▶ EXERCISE 1:
In the thread on parallel vacuum below, copy everything from "On Thu, Mar" down to "reviewing the patch!" without any changes.
[BEGIN SUPPLIED TEXT]
It might be possible to store the not-yet-done-blocks in DSA to pass
them to the next workers. But it would make the codes more complex.

> > Another idea is that parallel workers don't exit phase 1 until it
> > consumes all pinned buffers in the queue, even if the memory usage of
> > TidStore exceeds the limit. It would need to add new functionality to
> > the read stream to disable the look-ahead reading. Since we could use
> > much memory while processing these buffers, exceeding the memory
> > limit, we can trigger this mode when the memory usage of TidStore
> > reaches 70% of the limit or so. On the other hand, it means that we
> > would not use the streaming read for the blocks in this mode, which is
> > not efficient.
>
> That might work. And/or maybe you could start decreasing the size of
> block assignment chunks when the memory usage of TidStore reaches a
> certain level. I don't know how much that would help or how fiddly it
> would be.

I've tried this idea in the attached version patch. I've started with
a simple approach; once the TidStore reaches the limit,
heap_vac_scan_next_block(), a callback for the read stream, begins to
return InvalidBlockNumber. We continue phase 1 until the read stream
is exhausted.

>
> > So we would need to
> > invent a way to stop and resume the read stream in the middle during
> > parallel scan.
>
> As for needing to add new read stream functionality, we actually
> probably don't have to. If you use read_stream_end() ->
> read_stream_reset(), it resets the distance to 0, so then
> read_stream_next_buffer() should just end up unpinning the buffers and
> freeing the per buffer data. I think the easiest way to implement this
> is to think about it as ending a read stream and starting a new one
> next time you start phase I and not as pausing and resuming the read
> stream. And anyway, maybe it's better not to keep a bunch of pinned
> buffers and allocated memory hanging around while doing what could be
> very long index scans.

You're right. I've studied the read stream code and figured out how to
use it. In the attached patch, we end the read stream at the end of
phase 1 and start a new read stream, as you suggested.

Regards,

--
Masahiko Sawada
Amazon Web Services: https://aws.amazon.com

On Thu, Mar 27, 2025 at 8:55 PM Masahiko Sawada <sawada.mshk@gmail.com> wrote:
>
> On Wed, Mar 26, 2025 at 1:00 PM Melanie Plageman
> <melanieplageman@gmail.com> wrote:
> >
> > On Mon, Mar 24, 2025 at 7:58 PM Masahiko Sawada <sawada.mshk@gmail.com> wrote:
> > >
> > > You're right. I've studied the read stream code and figured out how to
> > > use it. In the attached patch, we end the read stream at the end of
> > > phase 1 and start a new read stream, as you suggested.
> >
> > I've started looking at this patch set some more.
>
> Thank you for reviewing the patch!
>
> >
> > In heap_vac_scan_next_block() if we are in the SKIP_PAGES_THRESHOLD
> > codepath and run out of unskippable blocks in the current chunk and
> > then go back to get another chunk (goto retry) but we are near the
> > memory limit so we can't get another block
> > (!dead_items_check_memory_limit()), could we get an infinite loop?
[END SUPPLIED TEXT]
[BEGIN GIVEN RECORDS]
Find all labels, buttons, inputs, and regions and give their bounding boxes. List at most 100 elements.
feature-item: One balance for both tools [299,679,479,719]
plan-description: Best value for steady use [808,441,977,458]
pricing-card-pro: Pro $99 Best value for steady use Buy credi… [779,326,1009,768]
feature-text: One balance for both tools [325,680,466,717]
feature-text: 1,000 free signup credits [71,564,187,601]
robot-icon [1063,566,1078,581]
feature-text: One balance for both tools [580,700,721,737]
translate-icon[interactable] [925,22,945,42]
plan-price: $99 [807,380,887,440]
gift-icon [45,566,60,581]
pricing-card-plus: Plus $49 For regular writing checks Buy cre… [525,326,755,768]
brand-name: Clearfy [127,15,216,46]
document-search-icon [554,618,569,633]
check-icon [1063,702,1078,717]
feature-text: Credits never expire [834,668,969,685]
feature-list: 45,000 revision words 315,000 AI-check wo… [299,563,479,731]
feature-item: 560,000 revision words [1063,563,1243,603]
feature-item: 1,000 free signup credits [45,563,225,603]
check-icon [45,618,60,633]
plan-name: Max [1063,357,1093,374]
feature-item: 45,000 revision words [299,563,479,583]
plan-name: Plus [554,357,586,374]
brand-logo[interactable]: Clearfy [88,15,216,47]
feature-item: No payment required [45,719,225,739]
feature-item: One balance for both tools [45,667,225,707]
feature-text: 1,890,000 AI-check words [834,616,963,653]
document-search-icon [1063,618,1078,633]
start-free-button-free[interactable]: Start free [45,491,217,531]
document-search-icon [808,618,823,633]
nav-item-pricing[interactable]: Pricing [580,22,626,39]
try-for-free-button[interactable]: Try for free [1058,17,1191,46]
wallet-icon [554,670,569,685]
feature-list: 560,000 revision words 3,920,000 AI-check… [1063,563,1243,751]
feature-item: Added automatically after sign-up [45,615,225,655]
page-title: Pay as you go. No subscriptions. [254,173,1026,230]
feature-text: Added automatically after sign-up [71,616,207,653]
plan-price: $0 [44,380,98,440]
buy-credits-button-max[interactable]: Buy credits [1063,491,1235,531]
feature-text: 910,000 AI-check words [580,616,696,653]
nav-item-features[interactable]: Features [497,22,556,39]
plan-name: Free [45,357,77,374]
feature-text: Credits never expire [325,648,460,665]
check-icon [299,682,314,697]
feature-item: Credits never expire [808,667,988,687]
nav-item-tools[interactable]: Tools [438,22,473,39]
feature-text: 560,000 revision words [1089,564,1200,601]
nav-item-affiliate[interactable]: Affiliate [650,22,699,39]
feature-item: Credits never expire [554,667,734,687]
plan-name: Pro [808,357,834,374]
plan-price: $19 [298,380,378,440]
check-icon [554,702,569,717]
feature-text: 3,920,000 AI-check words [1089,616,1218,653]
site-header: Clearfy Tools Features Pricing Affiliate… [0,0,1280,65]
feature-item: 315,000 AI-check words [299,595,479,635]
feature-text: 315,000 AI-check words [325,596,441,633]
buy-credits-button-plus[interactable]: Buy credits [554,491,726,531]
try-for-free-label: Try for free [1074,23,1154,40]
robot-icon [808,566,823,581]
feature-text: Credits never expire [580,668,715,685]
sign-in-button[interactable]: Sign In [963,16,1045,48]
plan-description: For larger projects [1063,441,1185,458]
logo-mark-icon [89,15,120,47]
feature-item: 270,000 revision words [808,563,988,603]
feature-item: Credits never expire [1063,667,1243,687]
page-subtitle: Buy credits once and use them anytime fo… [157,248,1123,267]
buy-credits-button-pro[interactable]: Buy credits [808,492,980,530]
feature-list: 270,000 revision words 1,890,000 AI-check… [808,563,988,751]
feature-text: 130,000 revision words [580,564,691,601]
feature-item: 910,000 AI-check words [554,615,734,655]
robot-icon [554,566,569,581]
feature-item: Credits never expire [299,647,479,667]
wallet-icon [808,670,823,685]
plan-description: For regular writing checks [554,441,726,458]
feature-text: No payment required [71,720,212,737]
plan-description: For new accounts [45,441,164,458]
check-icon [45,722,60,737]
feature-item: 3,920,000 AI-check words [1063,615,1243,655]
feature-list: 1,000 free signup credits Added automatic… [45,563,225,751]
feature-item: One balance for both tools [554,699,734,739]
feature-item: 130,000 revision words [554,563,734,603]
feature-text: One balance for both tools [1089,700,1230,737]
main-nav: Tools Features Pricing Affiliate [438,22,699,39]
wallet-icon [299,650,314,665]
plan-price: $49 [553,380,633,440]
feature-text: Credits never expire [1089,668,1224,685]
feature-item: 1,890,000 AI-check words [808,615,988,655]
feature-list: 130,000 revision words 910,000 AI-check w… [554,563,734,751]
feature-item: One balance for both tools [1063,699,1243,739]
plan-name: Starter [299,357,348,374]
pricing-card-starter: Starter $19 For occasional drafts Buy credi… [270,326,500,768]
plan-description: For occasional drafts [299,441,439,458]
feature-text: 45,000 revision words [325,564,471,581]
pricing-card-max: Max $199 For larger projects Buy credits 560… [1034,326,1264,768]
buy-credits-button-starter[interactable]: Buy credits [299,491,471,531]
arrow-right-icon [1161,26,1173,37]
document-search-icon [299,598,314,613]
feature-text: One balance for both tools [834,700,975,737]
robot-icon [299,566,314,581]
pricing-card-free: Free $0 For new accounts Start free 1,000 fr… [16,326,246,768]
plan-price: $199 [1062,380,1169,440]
[END GIVEN RECORDS]
▶ EXERCISE 2:
Repeat everything in the entries from their very start down to the line containing "feature-item: 560,000 revision", with both ends included and nothing changed.

▶ WORKED ANSWER 1:
On Thu, Mar 27, 2025 at 8:55 PM Masahiko Sawada <sawada.mshk@gmail.com> wrote:
>
> On Wed, Mar 26, 2025 at 1:00 PM Melanie Plageman
> <melanieplageman@gmail.com> wrote:
> >
> > On Mon, Mar 24, 2025 at 7:58 PM Masahiko Sawada <sawada.mshk@gmail.com> wrote:
> > >
> > > You're right. I've studied the read stream code and figured out how to
> > > use it. In the attached patch, we end the read stream at the end of
> > > phase 1 and start a new read stream, as you suggested.
> >
> > I've started looking at this patch set some more.
>
> Thank you for reviewing the patch!

▶ WORKED ANSWER 2:
Find all labels, buttons, inputs, and regions and give their bounding boxes. List at most 100 elements.
feature-item: One balance for both tools [299,679,479,719]
plan-description: Best value for steady use [808,441,977,458]
pricing-card-pro: Pro $99 Best value for steady use Buy credi… [779,326,1009,768]
feature-text: One balance for both tools [325,680,466,717]
feature-text: 1,000 free signup credits [71,564,187,601]
robot-icon [1063,566,1078,581]
feature-text: One balance for both tools [580,700,721,737]
translate-icon[interactable] [925,22,945,42]
plan-price: $99 [807,380,887,440]
gift-icon [45,566,60,581]
pricing-card-plus: Plus $49 For regular writing checks Buy cre… [525,326,755,768]
brand-name: Clearfy [127,15,216,46]
document-search-icon [554,618,569,633]
check-icon [1063,702,1078,717]
feature-text: Credits never expire [834,668,969,685]
feature-list: 45,000 revision words 315,000 AI-check wo… [299,563,479,731]
feature-item: 560,000 revision words [1063,563,1243,603]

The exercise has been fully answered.